* start Recorded information *

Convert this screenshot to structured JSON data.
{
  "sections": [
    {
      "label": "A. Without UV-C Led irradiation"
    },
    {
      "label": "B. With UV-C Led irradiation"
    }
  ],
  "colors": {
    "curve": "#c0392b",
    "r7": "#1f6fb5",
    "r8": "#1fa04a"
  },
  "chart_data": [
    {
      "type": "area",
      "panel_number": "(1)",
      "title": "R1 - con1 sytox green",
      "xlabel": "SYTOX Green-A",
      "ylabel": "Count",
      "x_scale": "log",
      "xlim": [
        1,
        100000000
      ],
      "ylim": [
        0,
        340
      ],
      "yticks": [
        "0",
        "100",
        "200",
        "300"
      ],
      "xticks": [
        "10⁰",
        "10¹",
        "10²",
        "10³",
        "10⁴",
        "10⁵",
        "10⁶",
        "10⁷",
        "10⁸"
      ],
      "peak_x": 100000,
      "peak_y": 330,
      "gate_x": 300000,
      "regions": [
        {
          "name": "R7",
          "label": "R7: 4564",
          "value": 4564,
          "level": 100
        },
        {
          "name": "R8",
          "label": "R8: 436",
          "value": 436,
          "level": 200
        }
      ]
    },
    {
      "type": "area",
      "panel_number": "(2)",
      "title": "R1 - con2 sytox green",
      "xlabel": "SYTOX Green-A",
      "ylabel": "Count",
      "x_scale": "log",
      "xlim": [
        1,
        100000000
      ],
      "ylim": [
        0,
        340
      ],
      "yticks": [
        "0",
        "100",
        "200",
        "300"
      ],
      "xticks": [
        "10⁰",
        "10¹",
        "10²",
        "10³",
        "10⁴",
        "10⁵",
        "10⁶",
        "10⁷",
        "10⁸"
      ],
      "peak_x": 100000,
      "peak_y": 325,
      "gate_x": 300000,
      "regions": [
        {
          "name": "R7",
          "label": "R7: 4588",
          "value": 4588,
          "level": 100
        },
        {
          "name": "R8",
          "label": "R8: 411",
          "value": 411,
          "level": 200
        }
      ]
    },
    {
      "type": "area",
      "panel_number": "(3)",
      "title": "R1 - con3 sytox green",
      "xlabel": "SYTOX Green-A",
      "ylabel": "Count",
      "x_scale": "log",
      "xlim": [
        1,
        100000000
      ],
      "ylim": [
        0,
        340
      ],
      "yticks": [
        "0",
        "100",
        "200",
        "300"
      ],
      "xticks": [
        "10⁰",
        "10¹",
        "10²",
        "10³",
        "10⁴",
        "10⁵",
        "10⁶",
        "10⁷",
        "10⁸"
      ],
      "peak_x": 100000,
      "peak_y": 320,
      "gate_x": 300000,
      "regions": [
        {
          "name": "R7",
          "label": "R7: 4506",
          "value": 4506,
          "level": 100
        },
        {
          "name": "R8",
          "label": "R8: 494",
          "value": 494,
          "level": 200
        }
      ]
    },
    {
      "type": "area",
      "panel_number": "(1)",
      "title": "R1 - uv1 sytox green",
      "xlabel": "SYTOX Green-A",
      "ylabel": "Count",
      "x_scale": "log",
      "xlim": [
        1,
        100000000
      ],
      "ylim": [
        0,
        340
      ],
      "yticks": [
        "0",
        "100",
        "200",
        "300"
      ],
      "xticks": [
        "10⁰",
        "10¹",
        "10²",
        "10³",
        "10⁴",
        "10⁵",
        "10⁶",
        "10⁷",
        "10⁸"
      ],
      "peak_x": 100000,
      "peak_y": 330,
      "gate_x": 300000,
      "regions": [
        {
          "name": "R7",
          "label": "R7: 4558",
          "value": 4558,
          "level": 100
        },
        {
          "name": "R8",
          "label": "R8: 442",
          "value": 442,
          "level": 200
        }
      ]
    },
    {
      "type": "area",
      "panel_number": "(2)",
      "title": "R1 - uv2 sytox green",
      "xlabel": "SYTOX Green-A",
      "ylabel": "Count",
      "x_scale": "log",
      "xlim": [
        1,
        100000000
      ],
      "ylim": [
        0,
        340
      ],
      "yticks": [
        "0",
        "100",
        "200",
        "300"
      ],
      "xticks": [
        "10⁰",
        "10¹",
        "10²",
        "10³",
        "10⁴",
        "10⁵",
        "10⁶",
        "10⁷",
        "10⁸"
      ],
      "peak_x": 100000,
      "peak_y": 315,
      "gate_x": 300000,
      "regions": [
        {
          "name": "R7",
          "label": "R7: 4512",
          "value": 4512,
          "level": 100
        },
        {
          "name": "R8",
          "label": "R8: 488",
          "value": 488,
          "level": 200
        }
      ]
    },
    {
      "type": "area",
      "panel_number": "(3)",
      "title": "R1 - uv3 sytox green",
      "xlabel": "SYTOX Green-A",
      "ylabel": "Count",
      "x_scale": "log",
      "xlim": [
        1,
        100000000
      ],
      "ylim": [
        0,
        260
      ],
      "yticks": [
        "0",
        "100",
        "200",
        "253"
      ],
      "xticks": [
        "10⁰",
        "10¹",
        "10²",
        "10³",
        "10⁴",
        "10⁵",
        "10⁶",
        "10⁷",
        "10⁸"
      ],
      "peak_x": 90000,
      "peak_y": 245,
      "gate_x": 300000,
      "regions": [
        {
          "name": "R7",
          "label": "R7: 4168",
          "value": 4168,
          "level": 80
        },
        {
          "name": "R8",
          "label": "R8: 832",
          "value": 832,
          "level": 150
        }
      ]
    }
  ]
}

* end Recorded information *

Return every line from the records above that holds the word "title".

Worked solution.
      "title": "R1 - con1 sytox green",
      "title": "R1 - con2 sytox green",
      "title": "R1 - con3 sytox green",
      "title": "R1 - uv1 sytox green",
      "title": "R1 - uv2 sytox green",
      "title": "R1 - uv3 sytox green",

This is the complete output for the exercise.